• _The task_: Count each line below that has "cleaning" anywhere in it. Answer with the total alone.

=== Data records ===

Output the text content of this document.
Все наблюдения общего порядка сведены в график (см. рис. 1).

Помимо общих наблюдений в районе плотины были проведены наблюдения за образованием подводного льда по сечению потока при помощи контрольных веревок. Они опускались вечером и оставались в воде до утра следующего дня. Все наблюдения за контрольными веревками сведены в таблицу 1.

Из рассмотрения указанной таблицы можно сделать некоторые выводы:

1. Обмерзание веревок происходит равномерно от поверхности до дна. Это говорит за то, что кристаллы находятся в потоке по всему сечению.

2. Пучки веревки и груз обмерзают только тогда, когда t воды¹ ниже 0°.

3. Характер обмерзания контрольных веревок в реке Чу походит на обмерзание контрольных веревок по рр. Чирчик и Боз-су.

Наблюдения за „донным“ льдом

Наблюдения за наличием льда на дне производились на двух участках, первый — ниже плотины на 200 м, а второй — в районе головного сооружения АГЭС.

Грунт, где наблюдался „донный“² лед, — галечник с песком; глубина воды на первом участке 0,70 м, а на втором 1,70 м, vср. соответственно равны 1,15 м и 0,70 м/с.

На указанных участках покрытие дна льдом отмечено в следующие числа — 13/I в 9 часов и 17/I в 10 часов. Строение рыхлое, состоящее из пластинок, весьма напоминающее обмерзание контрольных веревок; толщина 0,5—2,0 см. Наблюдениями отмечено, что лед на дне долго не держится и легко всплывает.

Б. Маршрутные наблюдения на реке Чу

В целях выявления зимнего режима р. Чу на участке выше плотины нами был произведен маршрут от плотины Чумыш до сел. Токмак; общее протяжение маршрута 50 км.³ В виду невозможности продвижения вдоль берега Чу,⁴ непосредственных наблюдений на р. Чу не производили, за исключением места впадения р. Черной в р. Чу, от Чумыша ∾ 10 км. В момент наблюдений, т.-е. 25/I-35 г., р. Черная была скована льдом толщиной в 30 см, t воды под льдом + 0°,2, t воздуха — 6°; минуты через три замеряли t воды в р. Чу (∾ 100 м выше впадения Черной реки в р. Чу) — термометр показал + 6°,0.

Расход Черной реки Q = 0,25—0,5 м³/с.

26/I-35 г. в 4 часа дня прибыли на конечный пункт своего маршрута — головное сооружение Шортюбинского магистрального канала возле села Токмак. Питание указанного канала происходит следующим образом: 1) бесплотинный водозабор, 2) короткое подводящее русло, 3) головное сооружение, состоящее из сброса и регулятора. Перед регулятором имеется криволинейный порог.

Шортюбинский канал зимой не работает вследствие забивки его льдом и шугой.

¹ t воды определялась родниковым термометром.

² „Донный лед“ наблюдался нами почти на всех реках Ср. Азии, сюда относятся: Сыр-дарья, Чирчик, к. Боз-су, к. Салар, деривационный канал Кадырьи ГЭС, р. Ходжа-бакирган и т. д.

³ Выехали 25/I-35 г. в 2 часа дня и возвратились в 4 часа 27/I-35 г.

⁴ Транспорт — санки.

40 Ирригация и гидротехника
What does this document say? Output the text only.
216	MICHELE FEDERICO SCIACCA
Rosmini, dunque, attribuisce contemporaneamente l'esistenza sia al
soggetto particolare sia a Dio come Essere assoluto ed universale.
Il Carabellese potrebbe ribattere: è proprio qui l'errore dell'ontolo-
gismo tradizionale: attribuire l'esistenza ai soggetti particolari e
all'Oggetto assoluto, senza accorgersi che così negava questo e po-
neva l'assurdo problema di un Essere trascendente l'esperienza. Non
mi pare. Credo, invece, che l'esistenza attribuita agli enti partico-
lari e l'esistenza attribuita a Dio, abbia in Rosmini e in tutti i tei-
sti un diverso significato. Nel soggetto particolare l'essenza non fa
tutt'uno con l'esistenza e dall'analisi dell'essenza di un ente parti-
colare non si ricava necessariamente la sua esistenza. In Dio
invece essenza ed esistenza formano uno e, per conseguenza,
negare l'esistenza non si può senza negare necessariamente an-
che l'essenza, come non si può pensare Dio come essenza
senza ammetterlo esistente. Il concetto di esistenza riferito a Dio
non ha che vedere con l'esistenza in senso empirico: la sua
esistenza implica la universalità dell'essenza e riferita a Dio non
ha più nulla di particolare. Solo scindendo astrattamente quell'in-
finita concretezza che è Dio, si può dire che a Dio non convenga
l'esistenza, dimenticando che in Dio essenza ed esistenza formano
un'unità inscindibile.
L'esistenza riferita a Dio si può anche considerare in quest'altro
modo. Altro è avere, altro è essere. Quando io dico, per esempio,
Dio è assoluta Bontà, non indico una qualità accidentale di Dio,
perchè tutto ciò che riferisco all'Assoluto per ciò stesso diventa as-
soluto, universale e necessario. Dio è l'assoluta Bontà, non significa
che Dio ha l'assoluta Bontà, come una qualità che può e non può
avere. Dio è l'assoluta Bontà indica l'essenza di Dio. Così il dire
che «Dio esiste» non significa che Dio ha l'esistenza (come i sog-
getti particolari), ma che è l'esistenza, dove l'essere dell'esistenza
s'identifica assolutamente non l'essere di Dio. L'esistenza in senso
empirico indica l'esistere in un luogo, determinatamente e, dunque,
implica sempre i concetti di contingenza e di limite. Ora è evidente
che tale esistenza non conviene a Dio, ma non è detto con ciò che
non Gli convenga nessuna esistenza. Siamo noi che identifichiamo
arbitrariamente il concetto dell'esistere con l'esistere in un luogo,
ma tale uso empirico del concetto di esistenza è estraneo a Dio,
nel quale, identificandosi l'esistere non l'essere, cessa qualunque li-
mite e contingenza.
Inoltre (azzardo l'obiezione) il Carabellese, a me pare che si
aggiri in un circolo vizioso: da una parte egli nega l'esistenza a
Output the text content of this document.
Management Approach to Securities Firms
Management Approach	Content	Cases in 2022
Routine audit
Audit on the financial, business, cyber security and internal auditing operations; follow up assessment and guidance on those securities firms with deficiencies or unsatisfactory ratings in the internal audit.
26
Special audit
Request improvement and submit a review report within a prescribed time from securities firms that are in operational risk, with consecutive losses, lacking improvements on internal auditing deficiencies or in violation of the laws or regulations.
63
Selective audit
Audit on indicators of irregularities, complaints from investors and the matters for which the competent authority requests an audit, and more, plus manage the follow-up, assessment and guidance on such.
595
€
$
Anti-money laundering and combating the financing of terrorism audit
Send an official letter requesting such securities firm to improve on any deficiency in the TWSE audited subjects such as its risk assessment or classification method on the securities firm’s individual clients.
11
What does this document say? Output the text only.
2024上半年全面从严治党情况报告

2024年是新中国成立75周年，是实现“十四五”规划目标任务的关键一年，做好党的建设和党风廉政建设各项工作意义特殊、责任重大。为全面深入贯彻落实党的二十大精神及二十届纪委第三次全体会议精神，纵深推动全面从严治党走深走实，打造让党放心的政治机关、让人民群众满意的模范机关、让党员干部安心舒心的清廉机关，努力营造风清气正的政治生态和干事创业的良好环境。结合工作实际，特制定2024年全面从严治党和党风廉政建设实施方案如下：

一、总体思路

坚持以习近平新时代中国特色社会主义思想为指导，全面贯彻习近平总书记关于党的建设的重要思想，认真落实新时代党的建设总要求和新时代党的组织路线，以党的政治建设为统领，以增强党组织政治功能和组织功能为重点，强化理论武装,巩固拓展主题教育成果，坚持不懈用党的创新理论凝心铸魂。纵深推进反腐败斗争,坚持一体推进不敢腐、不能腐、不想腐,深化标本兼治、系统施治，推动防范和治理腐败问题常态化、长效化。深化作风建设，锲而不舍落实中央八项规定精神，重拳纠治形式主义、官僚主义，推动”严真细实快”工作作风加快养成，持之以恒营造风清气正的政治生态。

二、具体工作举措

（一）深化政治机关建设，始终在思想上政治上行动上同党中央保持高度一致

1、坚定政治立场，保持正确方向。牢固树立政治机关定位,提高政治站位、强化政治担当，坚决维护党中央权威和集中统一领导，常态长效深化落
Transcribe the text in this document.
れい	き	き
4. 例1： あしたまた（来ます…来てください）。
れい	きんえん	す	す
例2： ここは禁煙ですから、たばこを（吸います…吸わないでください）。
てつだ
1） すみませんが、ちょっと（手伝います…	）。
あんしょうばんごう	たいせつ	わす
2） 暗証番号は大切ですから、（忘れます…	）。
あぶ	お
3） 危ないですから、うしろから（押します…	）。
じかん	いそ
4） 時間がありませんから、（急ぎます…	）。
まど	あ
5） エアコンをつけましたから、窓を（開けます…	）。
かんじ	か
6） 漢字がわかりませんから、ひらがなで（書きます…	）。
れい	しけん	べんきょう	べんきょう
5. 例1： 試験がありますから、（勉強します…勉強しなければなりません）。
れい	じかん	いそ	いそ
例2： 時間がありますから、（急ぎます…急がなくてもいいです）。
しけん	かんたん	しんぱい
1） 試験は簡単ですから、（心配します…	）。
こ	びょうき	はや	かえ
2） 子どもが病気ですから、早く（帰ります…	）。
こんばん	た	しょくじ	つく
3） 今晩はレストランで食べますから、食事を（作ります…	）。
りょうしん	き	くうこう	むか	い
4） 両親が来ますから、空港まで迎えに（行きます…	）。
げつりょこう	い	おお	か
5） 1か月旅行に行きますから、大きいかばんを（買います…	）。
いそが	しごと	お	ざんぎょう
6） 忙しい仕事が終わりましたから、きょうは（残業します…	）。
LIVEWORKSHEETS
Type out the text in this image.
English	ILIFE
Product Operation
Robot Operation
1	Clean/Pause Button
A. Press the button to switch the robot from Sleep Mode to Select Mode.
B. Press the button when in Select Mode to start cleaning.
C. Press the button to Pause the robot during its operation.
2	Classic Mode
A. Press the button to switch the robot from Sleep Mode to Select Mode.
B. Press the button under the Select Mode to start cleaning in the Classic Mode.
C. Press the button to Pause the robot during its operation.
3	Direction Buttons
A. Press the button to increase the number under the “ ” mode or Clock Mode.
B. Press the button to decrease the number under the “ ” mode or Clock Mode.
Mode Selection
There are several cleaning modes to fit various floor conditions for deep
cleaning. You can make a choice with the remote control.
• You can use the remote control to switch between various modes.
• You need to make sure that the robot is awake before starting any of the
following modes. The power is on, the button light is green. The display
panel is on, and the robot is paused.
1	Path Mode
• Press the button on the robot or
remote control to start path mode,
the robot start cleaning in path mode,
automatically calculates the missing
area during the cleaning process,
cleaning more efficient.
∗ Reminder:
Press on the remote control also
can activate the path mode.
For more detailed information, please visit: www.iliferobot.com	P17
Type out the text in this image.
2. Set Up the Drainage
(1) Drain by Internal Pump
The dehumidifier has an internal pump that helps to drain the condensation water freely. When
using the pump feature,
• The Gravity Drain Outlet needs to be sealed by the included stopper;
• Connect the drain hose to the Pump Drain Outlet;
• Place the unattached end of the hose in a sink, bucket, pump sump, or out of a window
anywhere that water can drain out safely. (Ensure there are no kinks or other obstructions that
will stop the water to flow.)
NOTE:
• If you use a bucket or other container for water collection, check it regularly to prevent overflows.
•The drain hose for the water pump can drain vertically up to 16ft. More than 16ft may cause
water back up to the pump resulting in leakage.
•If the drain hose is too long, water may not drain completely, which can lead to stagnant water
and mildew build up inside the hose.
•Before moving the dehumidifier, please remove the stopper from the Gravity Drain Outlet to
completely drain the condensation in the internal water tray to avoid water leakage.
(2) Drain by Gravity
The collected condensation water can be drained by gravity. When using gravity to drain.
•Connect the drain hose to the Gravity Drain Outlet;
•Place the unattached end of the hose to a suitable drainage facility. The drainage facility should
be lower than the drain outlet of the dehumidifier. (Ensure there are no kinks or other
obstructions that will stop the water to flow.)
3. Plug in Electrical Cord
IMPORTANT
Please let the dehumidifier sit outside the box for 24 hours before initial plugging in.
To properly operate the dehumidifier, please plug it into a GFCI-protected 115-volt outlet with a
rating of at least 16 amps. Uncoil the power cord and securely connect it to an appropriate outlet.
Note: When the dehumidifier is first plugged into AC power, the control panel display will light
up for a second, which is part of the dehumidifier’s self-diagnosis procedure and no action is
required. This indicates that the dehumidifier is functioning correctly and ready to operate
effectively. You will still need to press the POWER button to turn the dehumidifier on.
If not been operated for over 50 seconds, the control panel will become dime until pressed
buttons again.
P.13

===

• _Solution for this task_: 7